### Task set
1. Can you repeat the Christophe Champod profile word for word, starting at "- Known for: Forensic" and ending at "in neighbouring Neuchâtel."?
2. Would you carry on the biography of Christophe Champod from the point where it stops?

### Document passage
---
- Born: 1968 (age 57–58) Yverdon-les-Bains, Vaud, Switzerland
- Education: University of Lausanne (MSc, PhD)
- Known for: Forensic identification; fingerprints and trace evidence
- Scientific career
- Fields: Forensic science
- Workplaces: University of Lausanne

= Christophe Champod =

Swiss forensic scientist and rector-designate of the University of Lausanne

Christophe Champod (born 1968) is a Swiss forensic scientist and academic at the University of Lausanne (UNIL). He is widely recognised as a leading expert on trace and fingerprint evidence and has received several of the field’s top distinctions. Born in Yverdon-les-Bains in the Canton of Vaud, he grew up in neighbouring Neuchâtel.

In June 2025, UNIL’s Council selected Champod as the institution’s next rector (the university’s head/president), an appointment that was confirmed by the Vaud Council of State on 9 October 2025; his term is scheduled to begin on 1 August 2026.
---
### Extracted information
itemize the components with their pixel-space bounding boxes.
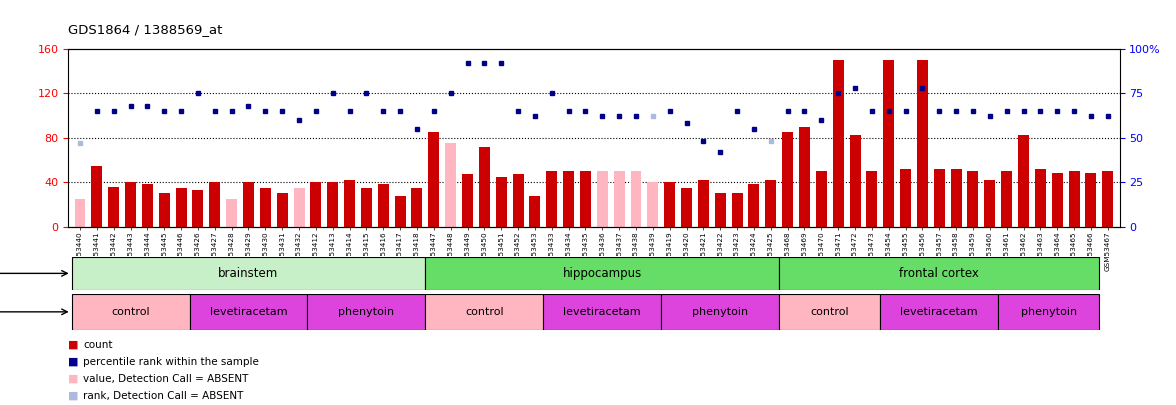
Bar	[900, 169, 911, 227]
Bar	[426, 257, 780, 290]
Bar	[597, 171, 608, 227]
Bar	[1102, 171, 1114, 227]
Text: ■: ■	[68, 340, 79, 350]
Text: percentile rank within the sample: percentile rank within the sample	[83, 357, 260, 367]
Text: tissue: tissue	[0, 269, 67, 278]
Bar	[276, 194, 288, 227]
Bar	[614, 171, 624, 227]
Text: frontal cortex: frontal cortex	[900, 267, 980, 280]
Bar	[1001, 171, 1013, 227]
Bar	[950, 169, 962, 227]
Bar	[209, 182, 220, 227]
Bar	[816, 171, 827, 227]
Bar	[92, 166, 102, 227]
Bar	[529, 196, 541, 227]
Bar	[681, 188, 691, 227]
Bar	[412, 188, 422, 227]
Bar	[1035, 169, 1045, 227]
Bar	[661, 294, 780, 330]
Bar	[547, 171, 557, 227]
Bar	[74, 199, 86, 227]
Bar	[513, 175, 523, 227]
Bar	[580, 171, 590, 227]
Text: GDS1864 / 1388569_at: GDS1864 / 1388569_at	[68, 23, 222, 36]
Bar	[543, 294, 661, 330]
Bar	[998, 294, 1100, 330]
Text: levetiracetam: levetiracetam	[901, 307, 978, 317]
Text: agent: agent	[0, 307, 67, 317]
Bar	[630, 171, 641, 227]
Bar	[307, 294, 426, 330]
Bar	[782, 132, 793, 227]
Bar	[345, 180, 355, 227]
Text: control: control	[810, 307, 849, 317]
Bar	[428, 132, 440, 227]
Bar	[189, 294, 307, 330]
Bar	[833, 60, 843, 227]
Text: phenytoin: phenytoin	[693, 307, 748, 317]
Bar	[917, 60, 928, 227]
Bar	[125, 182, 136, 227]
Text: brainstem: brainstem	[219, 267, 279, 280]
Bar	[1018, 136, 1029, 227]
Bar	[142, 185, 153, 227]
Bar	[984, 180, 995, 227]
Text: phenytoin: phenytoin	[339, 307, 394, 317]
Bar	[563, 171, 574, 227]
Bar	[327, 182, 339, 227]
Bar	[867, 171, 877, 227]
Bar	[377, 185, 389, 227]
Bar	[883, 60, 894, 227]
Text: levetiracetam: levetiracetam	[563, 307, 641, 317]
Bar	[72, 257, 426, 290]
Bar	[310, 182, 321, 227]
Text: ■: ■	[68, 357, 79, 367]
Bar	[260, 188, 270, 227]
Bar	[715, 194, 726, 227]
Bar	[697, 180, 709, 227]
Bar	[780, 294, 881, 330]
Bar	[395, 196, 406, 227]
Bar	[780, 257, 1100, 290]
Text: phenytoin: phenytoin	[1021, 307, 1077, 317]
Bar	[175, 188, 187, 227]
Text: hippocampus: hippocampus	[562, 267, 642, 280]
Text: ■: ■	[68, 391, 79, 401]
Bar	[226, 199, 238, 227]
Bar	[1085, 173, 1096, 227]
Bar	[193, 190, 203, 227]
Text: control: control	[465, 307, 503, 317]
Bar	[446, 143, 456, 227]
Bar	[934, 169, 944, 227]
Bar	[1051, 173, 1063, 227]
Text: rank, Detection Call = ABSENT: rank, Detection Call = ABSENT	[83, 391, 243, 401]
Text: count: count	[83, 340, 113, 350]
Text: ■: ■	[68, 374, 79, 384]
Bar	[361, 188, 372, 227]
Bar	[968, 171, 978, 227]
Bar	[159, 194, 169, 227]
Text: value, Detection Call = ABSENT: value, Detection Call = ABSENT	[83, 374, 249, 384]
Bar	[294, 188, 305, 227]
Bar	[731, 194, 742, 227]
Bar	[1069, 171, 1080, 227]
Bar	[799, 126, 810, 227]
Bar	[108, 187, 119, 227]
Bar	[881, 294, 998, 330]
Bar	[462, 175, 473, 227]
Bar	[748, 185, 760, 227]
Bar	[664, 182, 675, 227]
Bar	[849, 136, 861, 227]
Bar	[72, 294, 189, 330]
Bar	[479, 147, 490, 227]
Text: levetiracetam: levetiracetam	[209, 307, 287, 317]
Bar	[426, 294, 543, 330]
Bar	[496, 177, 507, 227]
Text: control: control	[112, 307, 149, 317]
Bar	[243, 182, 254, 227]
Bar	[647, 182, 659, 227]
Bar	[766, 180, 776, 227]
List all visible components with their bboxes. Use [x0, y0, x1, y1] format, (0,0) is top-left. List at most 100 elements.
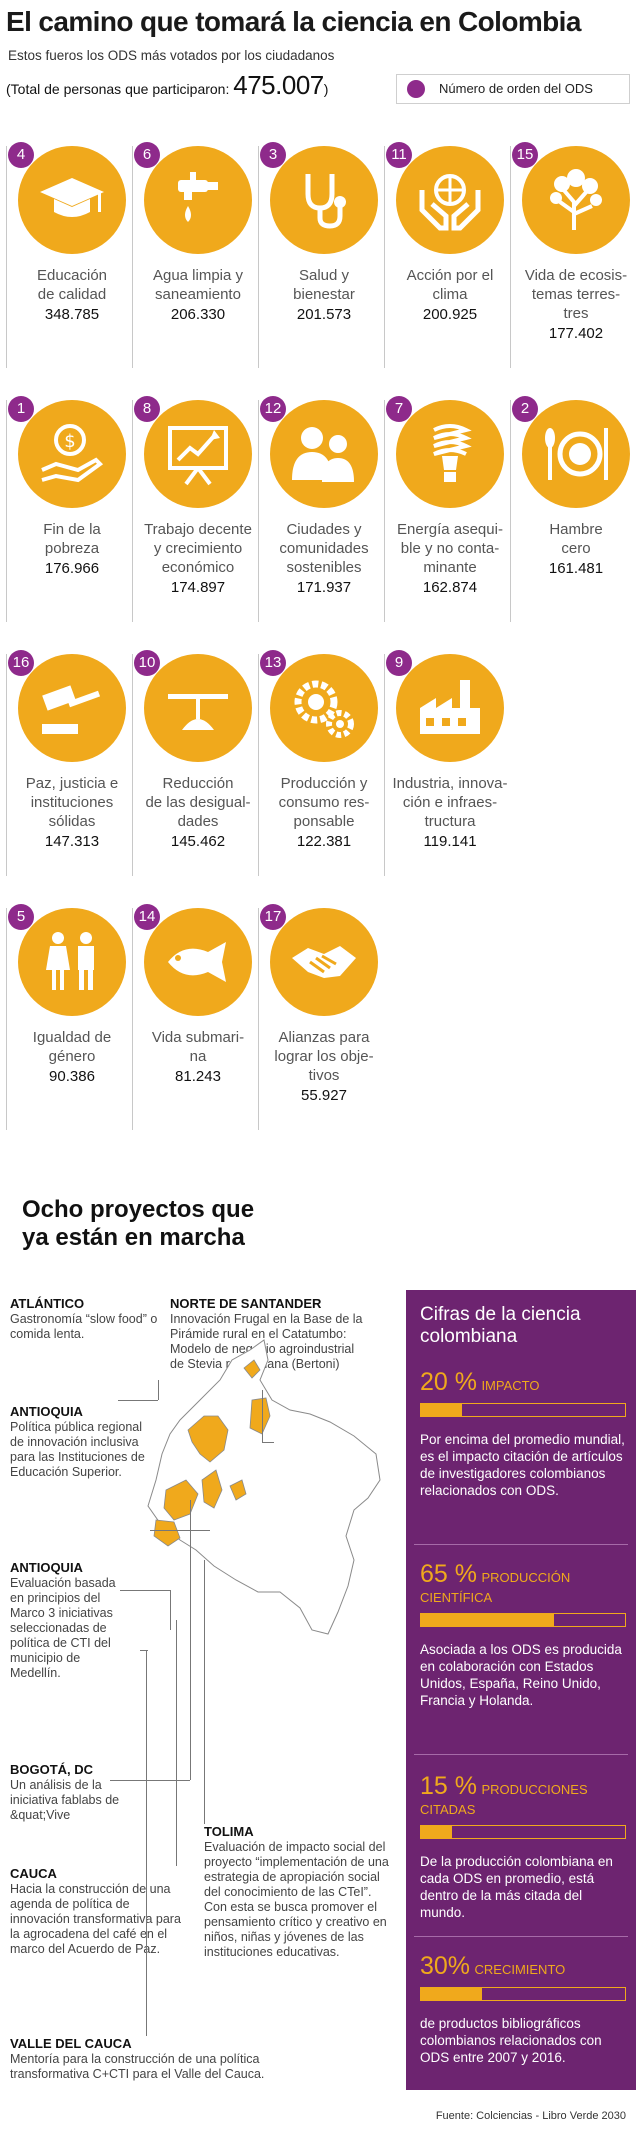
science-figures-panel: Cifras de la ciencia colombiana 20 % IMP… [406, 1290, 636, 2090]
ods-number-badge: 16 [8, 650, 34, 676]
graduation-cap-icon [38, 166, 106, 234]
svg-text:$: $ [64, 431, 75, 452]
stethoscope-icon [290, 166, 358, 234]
---
### Final results
1.
- Known for: Forensic identification; fingerprints and trace evidence
- Scientific career
- Fields: Forensic science
- Workplaces: University of Lausanne

= Christophe Champod =

Swiss forensic scientist and rector-designate of the University of Lausanne

Christophe Champod (born 1968) is a Swiss forensic scientist and academic at the University of Lausanne (UNIL). He is widely recognised as a leading expert on trace and fingerprint evidence and has received several of the field’s top distinctions. Born in Yverdon-les-Bains in the Canton of Vaud, he grew up in neighbouring Neuchâtel.

2.
== Early life and education ==
Champod was born in Yverdon-les-Bains in 1968 and grew up in the canton of Neuchâtel. He earned a diploma (MSc equivalent) in forensic science and criminology from the University of Lausanne in 1990 and a PhD (summa cum laude) in 1995, both in forensic science.

== Career ==
From 1999 to 2003, Champod led the Interpretation Research Group at the UK Forensic Science Service before returning to UNIL, where he was appointed full professor in 2003. His research focuses on the inferential aspects of forensic identification and the evaluation of evidence, notably fingerprints and footwear marks, and he continues to serve as an expert witness in Switzerland and abroad.
In 2021 he became Director of UNIL’s École des sciences criminelles (School of Criminal Justice).

== UNIL rector selection ==
On 27 June 2025, UNIL’s Council proposed Champod to succeed Frédéric Herman as rector from 1 August 2026. The proposal was officially confirmed by the Vaud Council of State on 9 October 2025.
== Honours ==

Henry Medal (2017), The Fingerprint Society (UK).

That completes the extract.